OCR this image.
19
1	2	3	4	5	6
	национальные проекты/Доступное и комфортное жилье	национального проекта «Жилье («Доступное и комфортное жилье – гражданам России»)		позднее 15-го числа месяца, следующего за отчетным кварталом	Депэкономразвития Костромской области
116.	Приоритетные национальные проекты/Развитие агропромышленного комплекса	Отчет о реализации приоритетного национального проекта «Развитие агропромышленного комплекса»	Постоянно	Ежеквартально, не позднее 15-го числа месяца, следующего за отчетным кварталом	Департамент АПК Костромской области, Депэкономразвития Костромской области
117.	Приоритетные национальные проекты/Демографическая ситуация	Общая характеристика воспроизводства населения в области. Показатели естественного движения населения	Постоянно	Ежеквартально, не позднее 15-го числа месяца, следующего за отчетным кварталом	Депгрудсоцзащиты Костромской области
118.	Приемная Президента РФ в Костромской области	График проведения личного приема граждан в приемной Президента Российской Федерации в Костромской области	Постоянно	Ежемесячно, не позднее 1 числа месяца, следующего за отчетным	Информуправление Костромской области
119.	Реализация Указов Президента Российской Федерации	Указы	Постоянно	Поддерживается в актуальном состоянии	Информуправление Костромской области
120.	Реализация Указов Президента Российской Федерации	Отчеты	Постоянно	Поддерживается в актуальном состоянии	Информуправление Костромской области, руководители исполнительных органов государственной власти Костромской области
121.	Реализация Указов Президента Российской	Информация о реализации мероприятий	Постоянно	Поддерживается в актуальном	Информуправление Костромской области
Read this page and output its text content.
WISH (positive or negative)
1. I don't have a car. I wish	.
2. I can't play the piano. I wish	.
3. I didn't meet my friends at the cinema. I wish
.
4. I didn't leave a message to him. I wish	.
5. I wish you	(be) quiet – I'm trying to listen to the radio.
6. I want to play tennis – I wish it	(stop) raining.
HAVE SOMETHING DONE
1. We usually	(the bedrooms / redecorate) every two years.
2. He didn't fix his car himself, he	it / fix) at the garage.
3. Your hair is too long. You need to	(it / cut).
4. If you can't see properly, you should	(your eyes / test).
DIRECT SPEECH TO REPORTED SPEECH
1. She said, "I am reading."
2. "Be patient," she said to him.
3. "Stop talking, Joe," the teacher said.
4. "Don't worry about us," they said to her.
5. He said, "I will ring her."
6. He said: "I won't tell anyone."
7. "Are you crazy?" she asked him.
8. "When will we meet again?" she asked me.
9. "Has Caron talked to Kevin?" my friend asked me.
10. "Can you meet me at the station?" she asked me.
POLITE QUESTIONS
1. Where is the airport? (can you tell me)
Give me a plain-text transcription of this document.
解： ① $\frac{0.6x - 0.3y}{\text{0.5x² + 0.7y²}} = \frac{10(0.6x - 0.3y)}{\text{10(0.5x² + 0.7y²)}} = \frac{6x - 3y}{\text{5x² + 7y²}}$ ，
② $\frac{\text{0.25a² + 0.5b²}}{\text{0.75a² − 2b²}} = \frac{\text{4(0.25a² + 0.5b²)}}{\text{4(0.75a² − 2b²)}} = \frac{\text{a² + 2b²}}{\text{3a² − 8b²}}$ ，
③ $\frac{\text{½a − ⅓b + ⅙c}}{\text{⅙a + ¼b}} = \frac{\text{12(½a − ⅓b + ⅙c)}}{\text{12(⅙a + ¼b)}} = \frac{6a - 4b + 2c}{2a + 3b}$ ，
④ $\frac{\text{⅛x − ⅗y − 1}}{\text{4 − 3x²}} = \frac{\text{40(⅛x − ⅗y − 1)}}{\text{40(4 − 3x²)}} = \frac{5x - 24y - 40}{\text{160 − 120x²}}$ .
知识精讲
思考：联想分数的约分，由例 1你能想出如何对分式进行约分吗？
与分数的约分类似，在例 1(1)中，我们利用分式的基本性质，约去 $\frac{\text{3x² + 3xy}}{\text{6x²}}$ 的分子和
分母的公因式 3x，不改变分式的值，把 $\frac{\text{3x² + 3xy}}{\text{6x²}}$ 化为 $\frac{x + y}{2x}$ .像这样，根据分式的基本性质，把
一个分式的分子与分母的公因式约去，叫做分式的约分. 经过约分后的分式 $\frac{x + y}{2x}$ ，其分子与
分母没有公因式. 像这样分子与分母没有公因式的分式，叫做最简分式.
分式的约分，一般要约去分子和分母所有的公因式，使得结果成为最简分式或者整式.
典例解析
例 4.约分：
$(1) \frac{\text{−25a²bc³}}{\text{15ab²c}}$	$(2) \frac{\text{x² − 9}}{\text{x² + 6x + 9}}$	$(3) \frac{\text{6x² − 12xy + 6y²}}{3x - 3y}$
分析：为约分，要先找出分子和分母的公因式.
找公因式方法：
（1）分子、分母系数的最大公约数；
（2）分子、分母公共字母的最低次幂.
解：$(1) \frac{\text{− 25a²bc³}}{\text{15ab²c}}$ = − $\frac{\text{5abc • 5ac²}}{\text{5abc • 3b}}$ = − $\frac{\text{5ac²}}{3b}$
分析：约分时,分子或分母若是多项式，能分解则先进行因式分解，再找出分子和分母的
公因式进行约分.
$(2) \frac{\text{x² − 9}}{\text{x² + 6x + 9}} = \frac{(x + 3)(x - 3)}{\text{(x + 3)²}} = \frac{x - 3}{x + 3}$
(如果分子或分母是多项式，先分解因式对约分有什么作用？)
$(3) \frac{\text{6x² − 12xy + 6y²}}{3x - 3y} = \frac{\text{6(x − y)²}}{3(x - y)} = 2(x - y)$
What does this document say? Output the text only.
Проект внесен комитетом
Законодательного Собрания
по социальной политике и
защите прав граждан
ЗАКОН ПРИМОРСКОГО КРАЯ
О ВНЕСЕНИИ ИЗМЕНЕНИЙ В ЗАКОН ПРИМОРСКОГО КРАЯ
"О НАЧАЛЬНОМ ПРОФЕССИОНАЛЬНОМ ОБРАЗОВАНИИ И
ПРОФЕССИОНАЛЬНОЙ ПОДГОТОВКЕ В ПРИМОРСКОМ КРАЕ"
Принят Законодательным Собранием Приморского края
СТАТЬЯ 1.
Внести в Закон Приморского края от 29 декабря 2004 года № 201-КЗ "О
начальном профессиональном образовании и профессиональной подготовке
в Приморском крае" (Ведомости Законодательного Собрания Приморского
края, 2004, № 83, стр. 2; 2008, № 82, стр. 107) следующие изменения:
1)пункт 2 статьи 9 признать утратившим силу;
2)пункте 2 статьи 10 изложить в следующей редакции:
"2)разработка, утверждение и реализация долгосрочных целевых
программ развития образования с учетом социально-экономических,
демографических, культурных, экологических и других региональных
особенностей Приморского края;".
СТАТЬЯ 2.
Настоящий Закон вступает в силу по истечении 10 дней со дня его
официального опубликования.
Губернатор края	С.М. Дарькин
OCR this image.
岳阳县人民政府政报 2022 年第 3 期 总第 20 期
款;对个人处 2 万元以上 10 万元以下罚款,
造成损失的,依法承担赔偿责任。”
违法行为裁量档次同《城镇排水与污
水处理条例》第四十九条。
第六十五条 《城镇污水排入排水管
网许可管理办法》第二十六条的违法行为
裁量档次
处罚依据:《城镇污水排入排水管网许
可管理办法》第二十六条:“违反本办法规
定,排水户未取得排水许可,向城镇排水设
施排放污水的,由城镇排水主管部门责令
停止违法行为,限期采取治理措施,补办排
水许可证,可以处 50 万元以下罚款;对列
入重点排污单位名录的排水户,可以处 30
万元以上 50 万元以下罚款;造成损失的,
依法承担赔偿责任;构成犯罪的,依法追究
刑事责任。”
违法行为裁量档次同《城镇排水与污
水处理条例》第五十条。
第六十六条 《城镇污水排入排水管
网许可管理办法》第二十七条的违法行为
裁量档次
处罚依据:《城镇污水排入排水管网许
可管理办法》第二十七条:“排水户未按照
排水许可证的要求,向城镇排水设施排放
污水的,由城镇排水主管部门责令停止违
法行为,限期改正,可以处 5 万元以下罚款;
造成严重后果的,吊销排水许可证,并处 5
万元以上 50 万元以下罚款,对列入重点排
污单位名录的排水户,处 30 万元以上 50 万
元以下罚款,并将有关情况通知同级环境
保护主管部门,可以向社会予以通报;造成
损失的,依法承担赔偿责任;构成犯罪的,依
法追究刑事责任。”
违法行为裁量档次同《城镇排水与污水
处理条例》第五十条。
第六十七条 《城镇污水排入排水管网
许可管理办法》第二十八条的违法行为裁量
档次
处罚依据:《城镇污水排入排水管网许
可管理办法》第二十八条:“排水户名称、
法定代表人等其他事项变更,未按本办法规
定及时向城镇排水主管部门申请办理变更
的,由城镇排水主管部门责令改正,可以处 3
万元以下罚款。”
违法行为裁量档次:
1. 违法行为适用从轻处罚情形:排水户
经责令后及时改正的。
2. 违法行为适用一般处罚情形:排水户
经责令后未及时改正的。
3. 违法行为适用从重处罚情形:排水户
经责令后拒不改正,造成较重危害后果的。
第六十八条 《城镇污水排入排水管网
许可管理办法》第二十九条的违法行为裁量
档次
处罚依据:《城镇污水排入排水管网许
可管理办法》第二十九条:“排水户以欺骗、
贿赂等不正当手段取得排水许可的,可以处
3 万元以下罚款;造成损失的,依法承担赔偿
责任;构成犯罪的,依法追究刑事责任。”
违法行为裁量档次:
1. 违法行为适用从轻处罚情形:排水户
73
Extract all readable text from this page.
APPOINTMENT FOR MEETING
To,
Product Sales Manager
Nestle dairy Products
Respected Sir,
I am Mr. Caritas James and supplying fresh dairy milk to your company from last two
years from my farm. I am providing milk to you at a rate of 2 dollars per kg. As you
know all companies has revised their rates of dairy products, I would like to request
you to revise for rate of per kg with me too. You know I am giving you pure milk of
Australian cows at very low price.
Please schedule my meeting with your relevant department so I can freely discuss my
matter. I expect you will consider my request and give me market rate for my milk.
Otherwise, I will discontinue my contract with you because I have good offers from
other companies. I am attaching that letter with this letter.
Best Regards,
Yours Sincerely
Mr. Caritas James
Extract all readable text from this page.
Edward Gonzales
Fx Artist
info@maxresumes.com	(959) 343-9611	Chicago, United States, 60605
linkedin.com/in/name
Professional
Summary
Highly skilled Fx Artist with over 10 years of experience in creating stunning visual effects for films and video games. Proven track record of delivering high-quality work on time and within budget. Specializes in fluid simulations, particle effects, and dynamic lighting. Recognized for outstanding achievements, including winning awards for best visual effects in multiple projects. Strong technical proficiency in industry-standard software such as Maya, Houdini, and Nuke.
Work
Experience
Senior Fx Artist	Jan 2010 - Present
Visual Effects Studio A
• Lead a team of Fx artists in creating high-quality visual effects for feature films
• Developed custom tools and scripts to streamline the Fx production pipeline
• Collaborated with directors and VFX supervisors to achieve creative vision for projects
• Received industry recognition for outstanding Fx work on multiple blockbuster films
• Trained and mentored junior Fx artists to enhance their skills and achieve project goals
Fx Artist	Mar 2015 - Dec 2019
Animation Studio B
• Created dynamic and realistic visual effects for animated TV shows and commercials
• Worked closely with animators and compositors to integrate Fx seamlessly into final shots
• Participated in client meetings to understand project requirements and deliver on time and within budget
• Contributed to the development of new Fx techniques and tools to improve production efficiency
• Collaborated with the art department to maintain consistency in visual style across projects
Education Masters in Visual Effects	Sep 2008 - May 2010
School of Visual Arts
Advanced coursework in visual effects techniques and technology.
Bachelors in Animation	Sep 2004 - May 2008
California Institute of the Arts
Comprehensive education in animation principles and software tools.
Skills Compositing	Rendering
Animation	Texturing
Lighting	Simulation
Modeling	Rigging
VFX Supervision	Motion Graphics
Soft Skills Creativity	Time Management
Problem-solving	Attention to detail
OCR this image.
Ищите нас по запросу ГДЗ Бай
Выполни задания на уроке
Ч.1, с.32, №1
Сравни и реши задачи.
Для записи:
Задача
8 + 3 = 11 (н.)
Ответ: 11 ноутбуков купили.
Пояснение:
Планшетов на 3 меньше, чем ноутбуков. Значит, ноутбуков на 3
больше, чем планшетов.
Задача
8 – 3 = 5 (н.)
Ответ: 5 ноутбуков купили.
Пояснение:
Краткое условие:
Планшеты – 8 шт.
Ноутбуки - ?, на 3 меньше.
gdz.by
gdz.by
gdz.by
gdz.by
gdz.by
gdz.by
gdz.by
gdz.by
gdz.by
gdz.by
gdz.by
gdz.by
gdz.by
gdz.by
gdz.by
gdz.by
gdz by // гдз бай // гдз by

__Written instruction__: Scan the material above. Return every line containing the string "James".

__Exercise result__:
I am Mr. Caritas James and supplying fresh dairy milk to your company from last two
Mr. Caritas James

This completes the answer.